Just as the gangster Bugsy Siegel stood in the deserts of Nevada and declared that one day they would become a gambling paradise, so too this weathered old woman, five-foot nothing in a floral dress, has a vision for her rural corner of Russia. She is an ethnic Russian, one of millions of people displaced by the collapse of the Soviet Union, from the Baltic states to central Asia, by political upheaval and military conflict in a pattern now repeated on a smaller scale in the Balkans.

In her case, this meant being caught in the cross-fire in the now stalemated conflict between Armenia and Azerbaijan. For most of her life, she lived in Azerbaijan. In 1993, her family decided they had had enough of living with bloodshed and left. They belong to a group of Molokan — "milk-drinking" — Christians, a small church of mostly ethnic Russians, many of whose ancestors have lived in the Caucasus between the Caspian and Black Seas since the time of Catherine the Great.

Like Bugsy, she has buckets of optimism, and sheer gall. Qualities such as these explain how she secured 850 acres of rich, if remote, land from the regional authorities of Tula, three hours south of Moscow, on which to settle with 30 other Molokans, including eight of her own family, and build a community.

Nor did she stop at that. After leaping on to her motor cycle, crossing a river, and rattling across a mud track to catch the Moscow bus, she returned with a GBP 33,750 grant from the British government, courtesy of the Foreign Office's Human Rights Fund. That donation meant Mrs Alexandrova's commune now has a new Siberian-built engine in one of its three tractors.

History has taken them full circle. Mrs Alexandrova and the villagers were industrial workers, reared to answer to the demands of the Soviet Union's central planners. She is an engineer; others worked in factories, making tyres and processing phosphates in Azerbaijan and Kazakhstan. Now they are back in Russia, working the soil with their hands, much as their ancestors did 400 years ago.

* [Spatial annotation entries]
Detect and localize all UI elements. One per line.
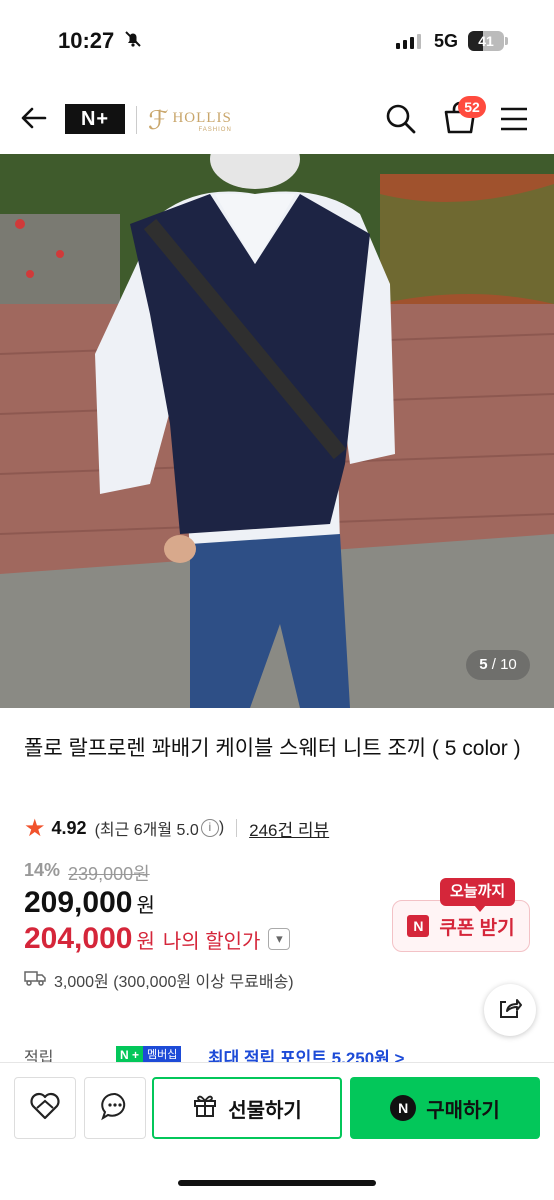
chat-bubble-icon [99, 1090, 131, 1127]
recent-rating: (최근 6개월 5.0 [94, 822, 199, 839]
shipping-text: 3,000원 (300,000원 이상 무료배송) [54, 974, 294, 991]
battery-level: 41 [478, 33, 494, 49]
shipping-info: 3,000원 (300,000원 이상 무료배송) [24, 968, 294, 992]
rating-separator [236, 819, 238, 837]
discount-percent: 14% [24, 860, 61, 880]
menu-icon[interactable] [498, 104, 530, 134]
sale-price: 209,000 원 [24, 886, 155, 919]
star-icon: ★ [24, 814, 46, 842]
brand-logo[interactable]: ℱ HOLLIS FASHION [148, 106, 232, 136]
mute-bell-icon [124, 30, 142, 53]
recent-rating-end: ) [218, 819, 225, 836]
header-divider [136, 106, 137, 134]
back-arrow-icon[interactable] [18, 102, 50, 134]
signal-icon [396, 34, 421, 49]
battery-icon: 41 [468, 31, 504, 51]
product-image[interactable]: 5 / 10 [0, 154, 554, 708]
buy-button[interactable]: N 구매하기 [350, 1077, 540, 1139]
share-button[interactable] [484, 984, 536, 1036]
gift-label: 선물하기 [228, 1099, 302, 1122]
discount-row: 14% 239,000원 [24, 860, 150, 886]
app-header: N+ ℱ HOLLIS FASHION 52 [0, 86, 554, 152]
info-icon[interactable]: i [200, 819, 219, 837]
gallery-counter: 5 / 10 [466, 650, 530, 680]
my-price-amount: 204,000 [24, 922, 133, 955]
product-photo-illustration [0, 154, 554, 708]
rating-score: 4.92 [51, 817, 87, 838]
naver-coupon-icon: N [407, 915, 430, 937]
gift-button[interactable]: 선물하기 [152, 1077, 342, 1139]
my-price-unit: 원 [136, 930, 155, 953]
brand-name: HOLLIS [172, 110, 232, 126]
naver-plus-logo[interactable]: N+ [65, 104, 125, 134]
gift-icon [192, 1092, 218, 1124]
network-type: 5G [434, 31, 459, 51]
brand-mark-icon: ℱ [148, 106, 169, 136]
original-price: 239,000원 [68, 864, 150, 884]
share-icon [497, 995, 523, 1026]
naver-pay-icon: N [390, 1095, 417, 1121]
wishlist-button[interactable] [14, 1077, 76, 1139]
brand-sub: FASHION [198, 127, 232, 133]
my-discount-price[interactable]: 204,000 원 나의 할인가 ▾ [24, 922, 291, 956]
chevron-down-icon[interactable]: ▾ [268, 928, 291, 950]
home-indicator [178, 1180, 376, 1186]
product-title: 폴로 랄프로렌 꽈배기 케이블 스웨터 니트 조끼 ( 5 color ) [24, 737, 521, 760]
cart-count-badge: 52 [458, 96, 486, 118]
rating-row: ★ 4.92 (최근 6개월 5.0 i ) 246건 리뷰 [24, 814, 329, 842]
truck-icon [24, 970, 46, 991]
review-count-link[interactable]: 246건 리뷰 [249, 816, 329, 841]
buy-label: 구매하기 [426, 1099, 500, 1122]
coupon-label: 쿠폰 받기 [439, 917, 515, 939]
search-icon[interactable] [384, 102, 418, 136]
talk-button[interactable] [84, 1077, 146, 1139]
coupon-button[interactable]: N 쿠폰 받기 [392, 900, 530, 952]
status-time: 10:27 [58, 28, 115, 53]
my-price-label: 나의 할인가 [162, 930, 261, 953]
status-bar: 10:27 5G 41 [0, 0, 554, 80]
coupon-deadline-badge: 오늘까지 [440, 878, 516, 912]
heart-icon [28, 1091, 62, 1126]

* [Exercises]
• a. Retype the portion of the passage about the Molokan settlers that opens with the words "Nor did she" and closes with "its three tractors.".
• b. From the entries, repeat verbatim the lines starting at the one containing "chat-bubble-icon [99, 1090, 131, 1127]" and ending at the one containing "rating-separator [236, 819, 238, 837]", with both of those lines included.

* [Solutions in order]
• a.
Nor did she stop at that. After leaping on to her motor cycle, crossing a river, and rattling across a mud track to catch the Moscow bus, she returned with a GBP 33,750 grant from the British government, courtesy of the Foreign Office's Human Rights Fund. That donation meant Mrs Alexandrova's commune now has a new Siberian-built engine in one of its three tractors.

• b.
chat-bubble-icon [99, 1090, 131, 1127]
recent-rating: (최근 6개월 5.0 [94, 822, 199, 839]
shipping-text: 3,000원 (300,000원 이상 무료배송) [54, 974, 294, 991]
battery-level: 41 [478, 33, 494, 49]
shipping-info: 3,000원 (300,000원 이상 무료배송) [24, 968, 294, 992]
rating-separator [236, 819, 238, 837]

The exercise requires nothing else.